**Given information:**
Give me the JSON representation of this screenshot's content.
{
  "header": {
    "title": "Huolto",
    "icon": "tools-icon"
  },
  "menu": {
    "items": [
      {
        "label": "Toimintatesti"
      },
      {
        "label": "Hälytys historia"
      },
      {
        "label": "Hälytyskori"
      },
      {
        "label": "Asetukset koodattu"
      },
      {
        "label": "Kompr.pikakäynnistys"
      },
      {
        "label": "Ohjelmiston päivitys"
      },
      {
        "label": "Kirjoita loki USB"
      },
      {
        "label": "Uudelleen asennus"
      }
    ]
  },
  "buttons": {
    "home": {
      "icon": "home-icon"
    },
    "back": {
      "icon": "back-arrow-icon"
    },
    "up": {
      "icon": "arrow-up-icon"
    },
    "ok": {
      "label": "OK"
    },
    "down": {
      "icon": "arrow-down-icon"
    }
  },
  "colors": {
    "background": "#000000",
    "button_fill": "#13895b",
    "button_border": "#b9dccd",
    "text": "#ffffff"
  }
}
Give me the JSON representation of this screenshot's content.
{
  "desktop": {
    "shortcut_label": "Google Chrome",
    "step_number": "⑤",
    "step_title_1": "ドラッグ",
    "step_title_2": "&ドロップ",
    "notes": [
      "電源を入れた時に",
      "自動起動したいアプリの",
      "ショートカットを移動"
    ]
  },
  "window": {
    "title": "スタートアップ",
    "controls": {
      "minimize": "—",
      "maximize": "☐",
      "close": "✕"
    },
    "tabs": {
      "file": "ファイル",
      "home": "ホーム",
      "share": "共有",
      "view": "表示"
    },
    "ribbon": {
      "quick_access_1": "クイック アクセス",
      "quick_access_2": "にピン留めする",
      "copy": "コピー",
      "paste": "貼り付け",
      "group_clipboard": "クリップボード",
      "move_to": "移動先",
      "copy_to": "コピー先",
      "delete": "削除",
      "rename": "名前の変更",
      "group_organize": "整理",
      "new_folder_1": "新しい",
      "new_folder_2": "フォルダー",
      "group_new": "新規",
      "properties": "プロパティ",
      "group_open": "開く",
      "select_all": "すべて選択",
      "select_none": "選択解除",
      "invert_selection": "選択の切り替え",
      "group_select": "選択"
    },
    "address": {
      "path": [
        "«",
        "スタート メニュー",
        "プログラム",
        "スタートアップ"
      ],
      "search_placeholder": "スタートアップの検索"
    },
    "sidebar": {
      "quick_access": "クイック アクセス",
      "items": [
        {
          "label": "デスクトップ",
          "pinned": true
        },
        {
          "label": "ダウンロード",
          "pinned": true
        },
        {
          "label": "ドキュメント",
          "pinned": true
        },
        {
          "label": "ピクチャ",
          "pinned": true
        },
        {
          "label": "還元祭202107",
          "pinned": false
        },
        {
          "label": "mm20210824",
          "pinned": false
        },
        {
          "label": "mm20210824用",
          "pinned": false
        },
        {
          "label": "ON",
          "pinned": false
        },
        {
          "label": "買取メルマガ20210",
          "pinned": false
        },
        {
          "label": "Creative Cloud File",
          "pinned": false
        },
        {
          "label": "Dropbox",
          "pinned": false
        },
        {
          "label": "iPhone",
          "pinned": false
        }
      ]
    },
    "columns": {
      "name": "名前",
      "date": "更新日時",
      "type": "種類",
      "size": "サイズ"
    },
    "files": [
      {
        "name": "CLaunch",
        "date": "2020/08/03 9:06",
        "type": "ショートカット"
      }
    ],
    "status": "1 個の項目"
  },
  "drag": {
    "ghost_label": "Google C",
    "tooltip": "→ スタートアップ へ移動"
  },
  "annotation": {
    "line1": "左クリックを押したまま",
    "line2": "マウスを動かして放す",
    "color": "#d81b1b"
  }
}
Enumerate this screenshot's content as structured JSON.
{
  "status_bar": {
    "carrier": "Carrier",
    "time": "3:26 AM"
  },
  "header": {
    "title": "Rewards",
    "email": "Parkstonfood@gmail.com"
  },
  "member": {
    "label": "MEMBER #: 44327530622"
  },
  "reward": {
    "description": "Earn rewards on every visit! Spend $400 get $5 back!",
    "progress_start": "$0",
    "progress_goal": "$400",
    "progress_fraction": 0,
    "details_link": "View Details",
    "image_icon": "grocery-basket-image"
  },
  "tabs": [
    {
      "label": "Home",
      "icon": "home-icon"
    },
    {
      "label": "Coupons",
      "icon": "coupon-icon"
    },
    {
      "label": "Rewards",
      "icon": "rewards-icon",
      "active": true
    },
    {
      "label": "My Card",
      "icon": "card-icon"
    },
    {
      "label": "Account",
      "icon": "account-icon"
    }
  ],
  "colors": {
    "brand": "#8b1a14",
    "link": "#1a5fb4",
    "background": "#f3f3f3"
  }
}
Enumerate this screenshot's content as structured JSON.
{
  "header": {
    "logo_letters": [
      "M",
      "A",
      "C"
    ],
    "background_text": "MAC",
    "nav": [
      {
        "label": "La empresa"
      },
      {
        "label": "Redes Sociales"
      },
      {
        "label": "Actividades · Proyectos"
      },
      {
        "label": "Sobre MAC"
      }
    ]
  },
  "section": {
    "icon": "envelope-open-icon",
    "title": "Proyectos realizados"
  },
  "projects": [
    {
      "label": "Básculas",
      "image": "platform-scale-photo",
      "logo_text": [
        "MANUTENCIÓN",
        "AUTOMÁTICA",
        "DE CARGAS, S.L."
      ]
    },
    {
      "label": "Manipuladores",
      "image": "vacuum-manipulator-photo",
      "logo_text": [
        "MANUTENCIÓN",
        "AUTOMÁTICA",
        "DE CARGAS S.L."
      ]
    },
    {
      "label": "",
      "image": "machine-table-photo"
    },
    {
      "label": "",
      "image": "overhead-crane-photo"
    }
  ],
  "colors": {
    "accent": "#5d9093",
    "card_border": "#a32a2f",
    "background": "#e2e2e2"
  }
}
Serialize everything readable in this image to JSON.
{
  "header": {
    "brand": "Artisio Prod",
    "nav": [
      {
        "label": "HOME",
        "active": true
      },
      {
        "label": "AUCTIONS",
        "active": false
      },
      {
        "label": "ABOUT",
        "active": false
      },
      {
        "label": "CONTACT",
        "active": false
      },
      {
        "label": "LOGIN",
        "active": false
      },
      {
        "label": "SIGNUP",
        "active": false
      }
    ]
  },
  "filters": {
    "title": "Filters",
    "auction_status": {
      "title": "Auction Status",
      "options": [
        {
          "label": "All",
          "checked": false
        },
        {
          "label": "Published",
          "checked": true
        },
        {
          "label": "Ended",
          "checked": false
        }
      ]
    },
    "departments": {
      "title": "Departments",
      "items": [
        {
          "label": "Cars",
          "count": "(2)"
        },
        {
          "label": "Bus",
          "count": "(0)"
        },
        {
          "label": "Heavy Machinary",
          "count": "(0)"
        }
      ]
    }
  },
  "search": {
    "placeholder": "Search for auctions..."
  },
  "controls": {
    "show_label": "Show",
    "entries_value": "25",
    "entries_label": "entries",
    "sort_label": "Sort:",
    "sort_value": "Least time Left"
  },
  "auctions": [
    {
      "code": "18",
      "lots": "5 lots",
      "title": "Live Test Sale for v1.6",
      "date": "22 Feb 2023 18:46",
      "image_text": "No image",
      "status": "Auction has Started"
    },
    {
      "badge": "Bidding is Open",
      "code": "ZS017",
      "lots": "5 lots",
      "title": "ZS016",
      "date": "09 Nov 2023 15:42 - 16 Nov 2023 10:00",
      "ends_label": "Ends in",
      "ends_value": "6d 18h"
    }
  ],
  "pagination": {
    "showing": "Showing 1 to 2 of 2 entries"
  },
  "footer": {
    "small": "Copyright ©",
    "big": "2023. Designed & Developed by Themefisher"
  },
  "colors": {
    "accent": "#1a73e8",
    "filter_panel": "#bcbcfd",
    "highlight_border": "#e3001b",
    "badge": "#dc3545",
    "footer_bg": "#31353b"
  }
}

**Problem details:** Select every line in the records above that contains the word "time".

**Response below:**
    "time": "3:26 AM"
    "sort_value": "Least time Left"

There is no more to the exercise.